───── Dataset content ─────

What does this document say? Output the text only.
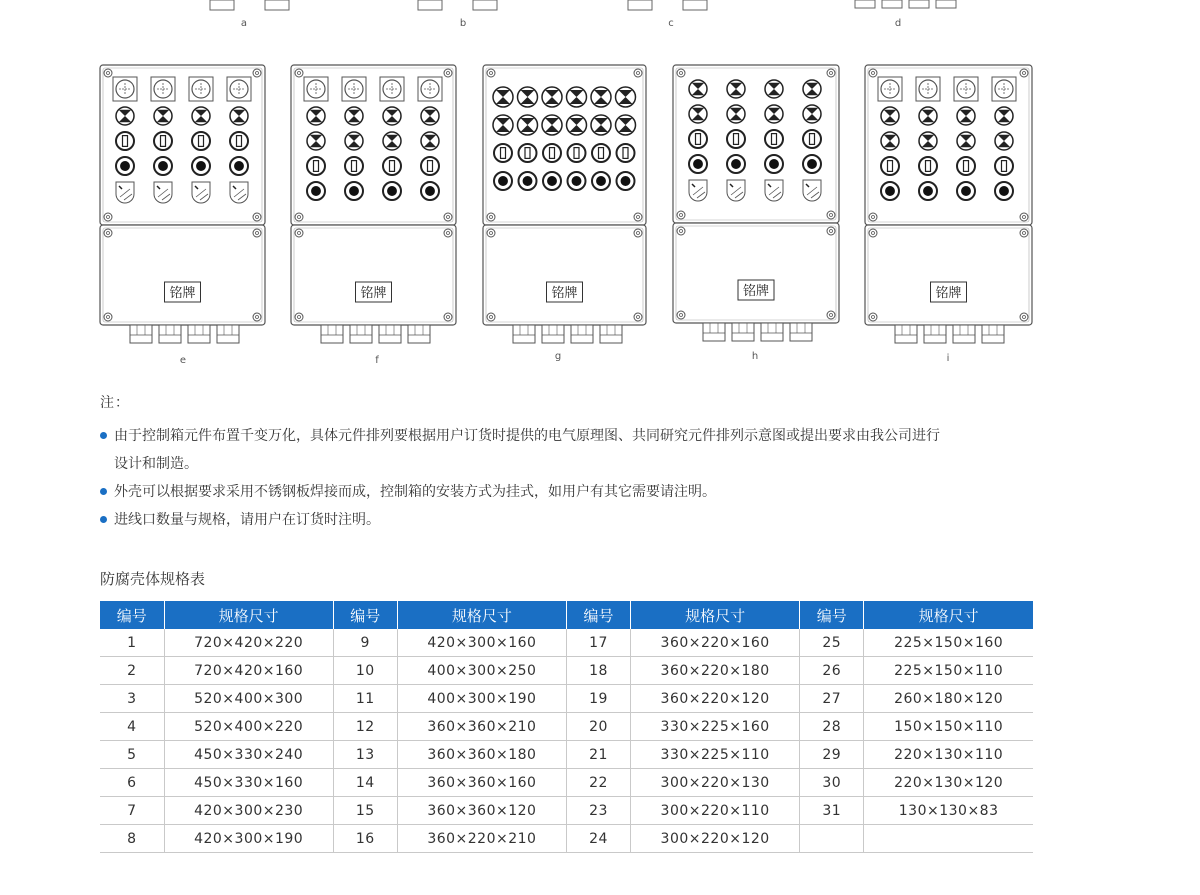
a	b	c	d
铭牌	铭牌	铭牌	铭牌	铭牌
e	f	g	h	i
注：
由于控制箱元件布置千变万化，具体元件排列要根据用户订货时提供的电气原理图、共同研究元件排列示意图或提出要求由我公司进行
设计和制造。
外壳可以根据要求采用不锈钢板焊接而成，控制箱的安装方式为挂式，如用户有其它需要请注明。
进线口数量与规格，请用户在订货时注明。
防腐壳体规格表
编号	规格尺寸	编号	规格尺寸	编号	规格尺寸	编号	规格尺寸
1	720×420×220	9	420×300×160	17	360×220×160	25	225×150×160
2	720×420×160	10	400×300×250	18	360×220×180	26	225×150×110
3	520×400×300	11	400×300×190	19	360×220×120	27	260×180×120
4	520×400×220	12	360×360×210	20	330×225×160	28	150×150×110
5	450×330×240	13	360×360×180	21	330×225×110	29	220×130×110
6	450×330×160	14	360×360×160	22	300×220×130	30	220×130×120
7	420×300×230	15	360×360×120	23	300×220×110	31	130×130×83
8	420×300×190	16	360×220×210	24	300×220×120		
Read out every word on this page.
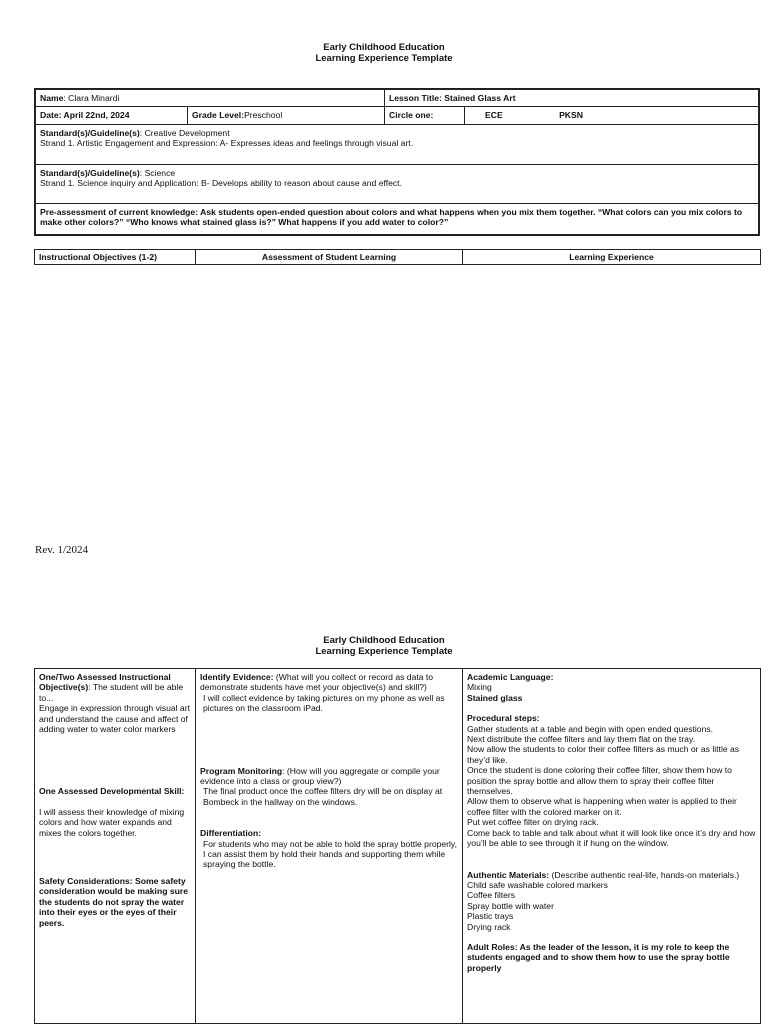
Early Childhood Education
Learning Experience Template
Name: Clara Minardi		Lesson Title: Stained Glass Art	
Date: April 22nd, 2024	Grade Level:Preschool	Circle one:	ECE PKSN
Standard(s)/Guideline(s): Creative Development
Strand 1. Artistic Engagement and Expression: A- Expresses ideas and feelings through visual art.			
Standard(s)/Guideline(s): Science
Strand 1. Science inquiry and Application: B- Develops ability to reason about cause and effect.			
Pre-assessment of current knowledge: Ask students open-ended question about colors and what happens when you mix them together. “What colors can you mix colors to make other colors?” “Who knows what stained glass is?” What happens if you add water to color?”			
Instructional Objectives (1-2)	Assessment of Student Learning	Learning Experience
Rev. 1/2024
Early Childhood Education
Learning Experience Template
One/Two Assessed Instructional Objective(s): The student will be able to...
Engage in expression through visual art and understand the cause and affect of adding water to water color markers
One Assessed Developmental Skill:
I will assess their knowledge of mixing colors and how water expands and mixes the colors together.
Safety Considerations: Some safety consideration would be making sure the students do not spray the water into their eyes or the eyes of their peers.
	Identify Evidence: (What will you collect or record as data to demonstrate students have met your objective(s) and skill?)
I will collect evidence by taking pictures on my phone as well as pictures on the classroom iPad.
Program Monitoring: (How will you aggregate or compile your evidence into a class or group view?)
The final product once the coffee filters dry will be on display at Bombeck in the hallway on the windows.
Differentiation:
For students who may not be able to hold the spray bottle properly, I can assist them by hold their hands and supporting them while spraying the bottle.

Academic Language:
Mixing
Stained glass
Procedural steps:
Gather students at a table and begin with open ended questions.
Next distribute the coffee filters and lay them flat on the tray.
Now allow the students to color their coffee filters as much or as little as they’d like.
Once the student is done coloring their coffee filter, show them how to position the spray bottle and allow them to spray their coffee filter themselves.
Allow them to observe what is happening when water is applied to their coffee filter with the colored marker on it.
Put wet coffee filter on drying rack.
Come back to table and talk about what it will look like once it’s dry and how you’ll be able to see through it if hung on the window.
Authentic Materials: (Describe authentic real-life, hands-on materials.)
Child safe washable colored markers
Coffee filters
Spray bottle with water
Plastic trays
Drying rack
Adult Roles: As the leader of the lesson, it is my role to keep the students engaged and to show them how to use the spray bottle properly
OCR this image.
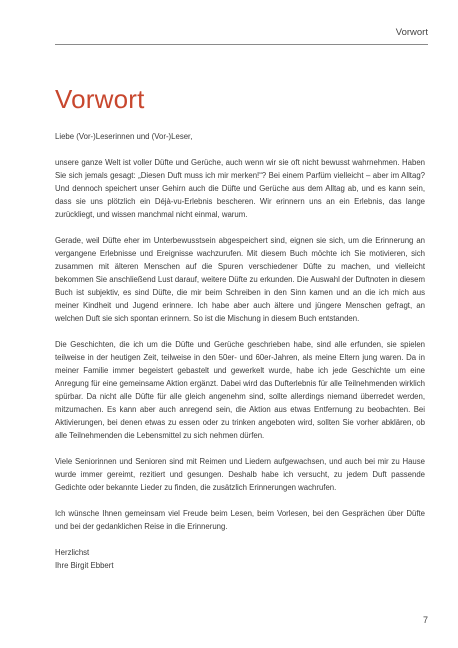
Vorwort
Vorwort

Liebe (Vor-)Leserinnen und (Vor-)Leser,

unsere ganze Welt ist voller Düfte und Gerüche, auch wenn wir sie oft nicht bewusst wahrnehmen. Haben Sie sich jemals gesagt: „Diesen Duft muss ich mir merken!“? Bei einem Parfüm vielleicht – aber im Alltag? Und dennoch speichert unser Gehirn auch die Düfte und Gerüche aus dem Alltag ab, und es kann sein, dass sie uns plötzlich ein Déjà-vu-Erlebnis bescheren. Wir erinnern uns an ein Erlebnis, das lange zurückliegt, und wissen manchmal nicht einmal, warum.

Gerade, weil Düfte eher im Unterbewusstsein abgespeichert sind, eignen sie sich, um die Erinnerung an vergangene Erlebnisse und Ereignisse wachzurufen. Mit diesem Buch möchte ich Sie motivieren, sich zusammen mit älteren Menschen auf die Spuren verschiedener Düfte zu machen, und vielleicht bekommen Sie anschließend Lust darauf, weitere Düfte zu erkunden. Die Auswahl der Duftnoten in diesem Buch ist subjektiv, es sind Düfte, die mir beim Schreiben in den Sinn kamen und an die ich mich aus meiner Kindheit und Jugend erinnere. Ich habe aber auch ältere und jüngere Menschen gefragt, an welchen Duft sie sich spontan erinnern. So ist die Mischung in diesem Buch entstanden.

Die Geschichten, die ich um die Düfte und Gerüche geschrieben habe, sind alle erfunden, sie spielen teilweise in der heutigen Zeit, teilweise in den 50er- und 60er-Jahren, als meine Eltern jung waren. Da in meiner Familie immer begeistert gebastelt und gewerkelt wurde, habe ich jede Geschichte um eine Anregung für eine gemeinsame Aktion ergänzt. Dabei wird das Dufterlebnis für alle Teilnehmenden wirklich spürbar. Da nicht alle Düfte für alle gleich angenehm sind, sollte allerdings niemand überredet werden, mitzumachen. Es kann aber auch anregend sein, die Aktion aus etwas Entfernung zu beobachten. Bei Aktivierungen, bei denen etwas zu essen oder zu trinken angeboten wird, sollten Sie vorher abklären, ob alle Teilnehmenden die Lebensmittel zu sich nehmen dürfen.

Viele Seniorinnen und Senioren sind mit Reimen und Liedern aufgewachsen, und auch bei mir zu Hause wurde immer gereimt, rezitiert und gesungen. Deshalb habe ich versucht, zu jedem Duft passende Gedichte oder bekannte Lieder zu finden, die zusätzlich Erinnerungen wachrufen.

Ich wünsche Ihnen gemeinsam viel Freude beim Lesen, beim Vorlesen, bei den Gesprächen über Düfte und bei der gedanklichen Reise in die Erinnerung.

Herzlichst

Ihre Birgit Ebbert

7
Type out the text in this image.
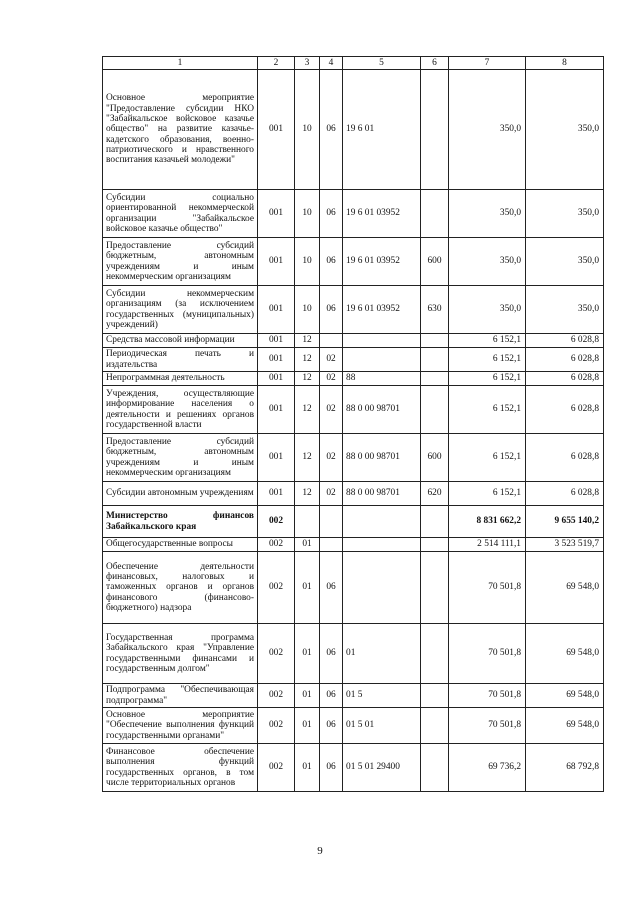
1	2	3	4	5	6	7	8
Основное мероприятие "Предоставление субсидии НКО "Забайкальское войсковое казачье общество" на развитие казачье-кадетского образования, военно-патриотического и нравственного воспитания казачьей молодежи"	001	10	06	19 6 01		350,0	350,0
Субсидии социально ориентированной некоммерческой организации "Забайкальское войсковое казачье общество"	001	10	06	19 6 01 03952		350,0	350,0
Предоставление субсидий бюджетным, автономным учреждениям и иным некоммерческим организациям	001	10	06	19 6 01 03952	600	350,0	350,0
Субсидии некоммерческим организациям (за исключением государственных (муниципальных) учреждений)	001	10	06	19 6 01 03952	630	350,0	350,0
Средства массовой информации	001	12				6 152,1	6 028,8
Периодическая печать и издательства	001	12	02			6 152,1	6 028,8
Непрограммная деятельность	001	12	02	88		6 152,1	6 028,8
Учреждения, осуществляющие информирование населения о деятельности и решениях органов государственной власти	001	12	02	88 0 00 98701		6 152,1	6 028,8
Предоставление субсидий бюджетным, автономным учреждениям и иным некоммерческим организациям	001	12	02	88 0 00 98701	600	6 152,1	6 028,8
Субсидии автономным учреждениям	001	12	02	88 0 00 98701	620	6 152,1	6 028,8
Министерство финансов Забайкальского края	002					8 831 662,2	9 655 140,2
Общегосударственные вопросы	002	01				2 514 111,1	3 523 519,7
Обеспечение деятельности финансовых, налоговых и таможенных органов и органов финансового (финансово-бюджетного) надзора	002	01	06			70 501,8	69 548,0
Государственная программа Забайкальского края "Управление государственными финансами и государственным долгом"	002	01	06	01		70 501,8	69 548,0
Подпрограмма "Обеспечивающая подпрограмма"	002	01	06	01 5		70 501,8	69 548,0
Основное мероприятие "Обеспечение выполнения функций государственными органами"	002	01	06	01 5 01		70 501,8	69 548,0
Финансовое обеспечение выполнения функций государственных органов, в том числе территориальных органов	002	01	06	01 5 01 29400		69 736,2	68 792,8
9
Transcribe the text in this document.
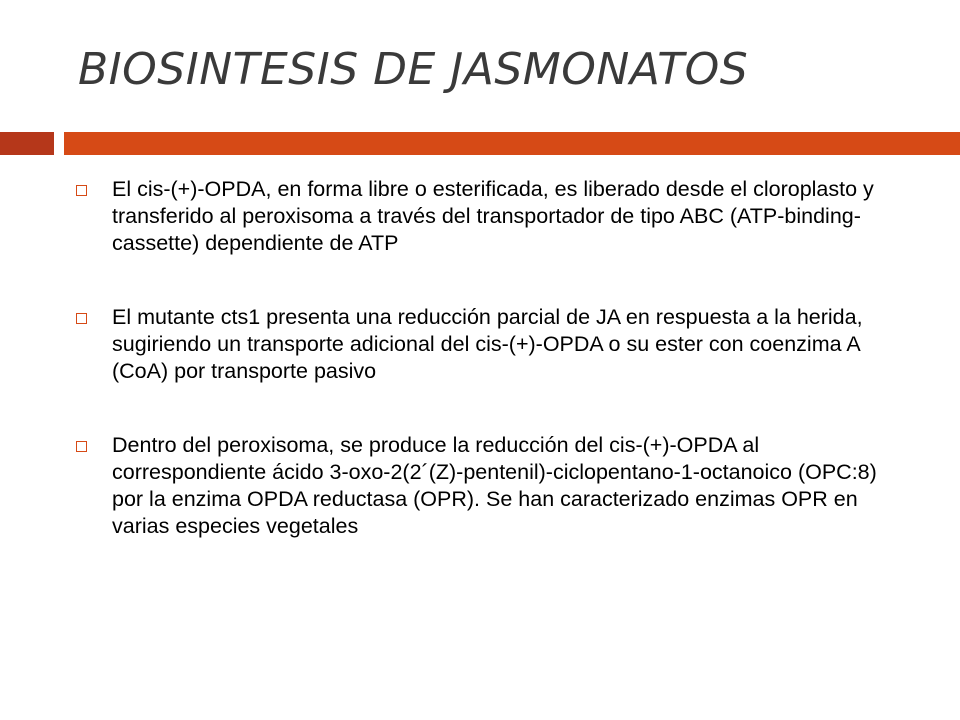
BIOSINTESIS DE JASMONATOS
El cis-(+)-OPDA, en forma libre o esterificada, es liberado desde el cloroplasto y transferido al peroxisoma a través del transportador de tipo ABC (ATP-binding-cassette) dependiente de ATP
El mutante cts1 presenta una reducción parcial de JA en respuesta a la herida, sugiriendo un transporte adicional del cis-(+)-OPDA o su ester con coenzima A (CoA) por transporte pasivo
Dentro del peroxisoma, se produce la reducción del cis-(+)-OPDA al correspondiente ácido 3-oxo-2(2´(Z)-pentenil)-ciclopentano-1-octanoico (OPC:8) por la enzima OPDA reductasa (OPR). Se han caracterizado enzimas OPR en varias especies vegetales
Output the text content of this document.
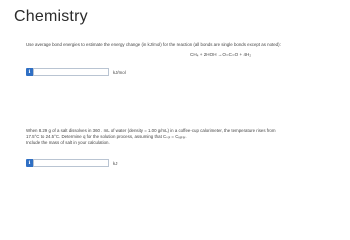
Chemistry
Use average bond energies to estimate the energy change (in kJ/mol) for the reaction (all bonds are single bonds except as noted):
CH₄ + 2HOH →O=C=O + 4H₂
i	kJ/mol
When 8.29 g of a salt dissolves in 360 . mL of water (density = 1.00 g/mL) in a coffee-cup calorimeter, the temperature rises from
17.5°C to 24.5°C. Determine q for the solution process, assuming that Cₛₒₗ = Cᵥₐₜₑᵣ.
Include the mass of salt in your calculation.
i	kJ
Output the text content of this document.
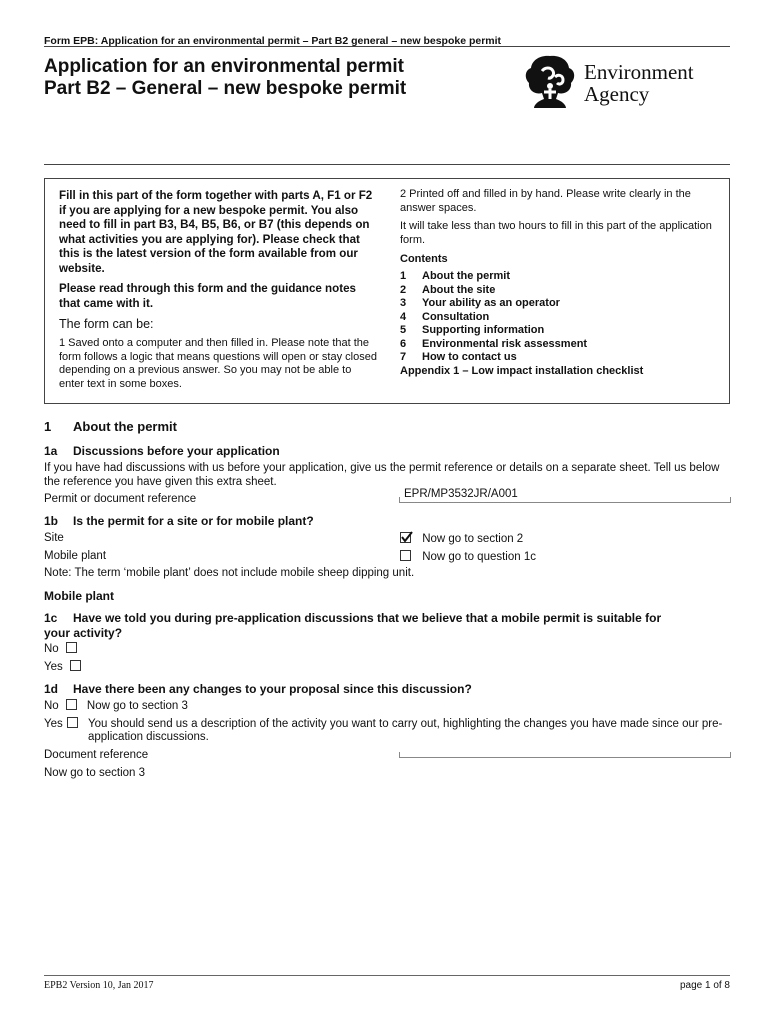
Form EPB: Application for an environmental permit – Part B2 general – new bespoke permit
Application for an environmental permit
Part B2 – General – new bespoke permit
Environment
Agency

Fill in this part of the form together with parts A, F1 or F2 if you are applying for a new bespoke permit. You also need to fill in part B3, B4, B5, B6, or B7 (this depends on what activities you are applying for). Please check that this is the latest version of the form available from our website.

Please read through this form and the guidance notes that came with it.

The form can be:

1 Saved onto a computer and then filled in. Please note that the form follows a logic that means questions will open or stay closed depending on a previous answer. So you may not be able to enter text in some boxes.

2 Printed off and filled in by hand. Please write clearly in the answer spaces.

It will take less than two hours to fill in this part of the application form.

Contents
1	About the permit
2	About the site
3	Your ability as an operator
4	Consultation
5	Supporting information
6	Environmental risk assessment
7	How to contact us
Appendix 1 – Low impact installation checklist
1 About the permit
1a Discussions before your application
If you have had discussions with us before your application, give us the permit reference or details on a separate sheet. Tell us below
the reference you have given this extra sheet.
Permit or document reference	EPR/MP3532JR/A001
1b Is the permit for a site or for mobile plant?
Site	Now go to section 2
Mobile plant	Now go to question 1c
Note: The term ‘mobile plant’ does not include mobile sheep dipping unit.
Mobile plant
1c Have we told you during pre-application discussions that we believe that a mobile permit is suitable for
your activity?
No
Yes
1d Have there been any changes to your proposal since this discussion?
No Now go to section 3
Yes You should send us a description of the activity you want to carry out, highlighting the changes you have made since our pre-
application discussions.
Document reference
Now go to section 3
EPB2 Version 10, Jan 2017	page 1 of 8
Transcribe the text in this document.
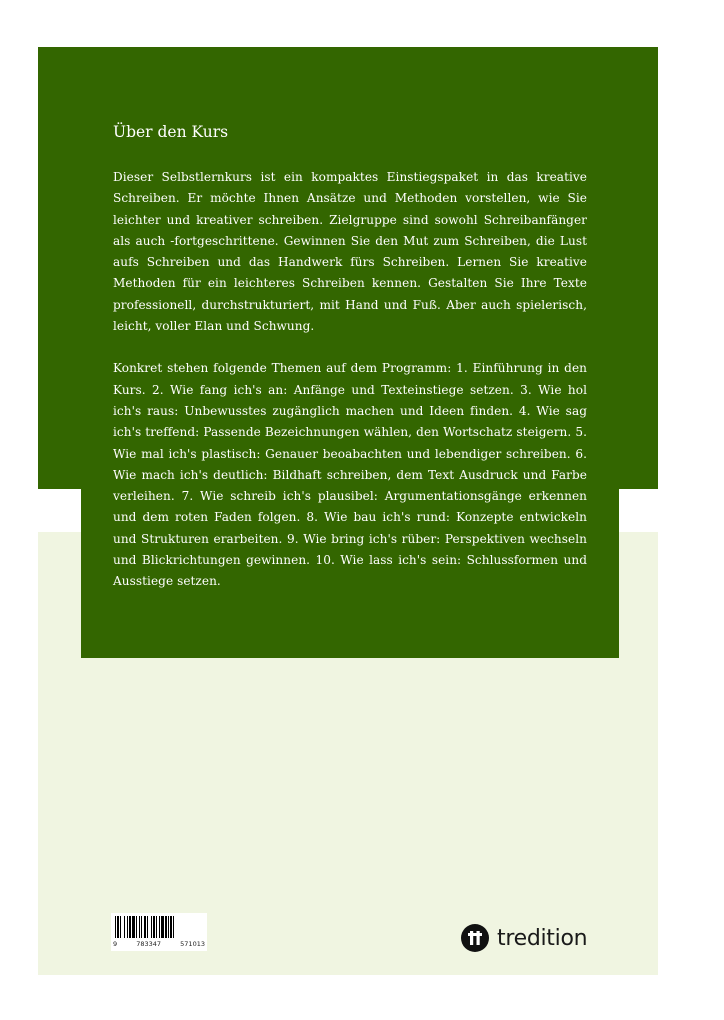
Über den Kurs

Dieser Selbstlernkurs ist ein kompaktes Einstiegspaket in das kreative Schreiben. Er möchte Ihnen Ansätze und Methoden vorstellen, wie Sie leichter und kreativer schreiben. Zielgruppe sind sowohl Schreibanfänger als auch -fortgeschrittene. Gewinnen Sie den Mut zum Schreiben, die Lust aufs Schreiben und das Handwerk fürs Schreiben. Lernen Sie kreative Methoden für ein leichteres Schreiben kennen. Gestalten Sie Ihre Texte professionell, durchstrukturiert, mit Hand und Fuß. Aber auch spielerisch, leicht, voller Elan und Schwung.

Konkret stehen folgende Themen auf dem Programm: 1. Einführung in den Kurs. 2. Wie fang ich's an: Anfänge und Texteinstiege setzen. 3. Wie hol ich's raus: Unbewusstes zugänglich machen und Ideen finden. 4. Wie sag ich's treffend: Passende Bezeichnungen wählen, den Wortschatz steigern. 5. Wie mal ich's plastisch: Genauer beoabachten und lebendiger schreiben. 6. Wie mach ich's deutlich: Bildhaft schreiben, dem Text Ausdruck und Farbe verleihen. 7. Wie schreib ich's plausibel: Argumentationsgänge erkennen und dem roten Faden folgen. 8. Wie bau ich's rund: Konzepte entwickeln und Strukturen erarbeiten. 9. Wie bring ich's rüber: Perspektiven wechseln und Blickrichtungen gewinnen. 10. Wie lass ich's sein: Schlussformen und Ausstiege setzen.

9	783347	571013	tredition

─────

What you will do: Reproduce every line from the entries that holds the word "page".

Output of the task:
Read out every word on this page.
EPB2 Version 10, Jan 2017	page 1 of 8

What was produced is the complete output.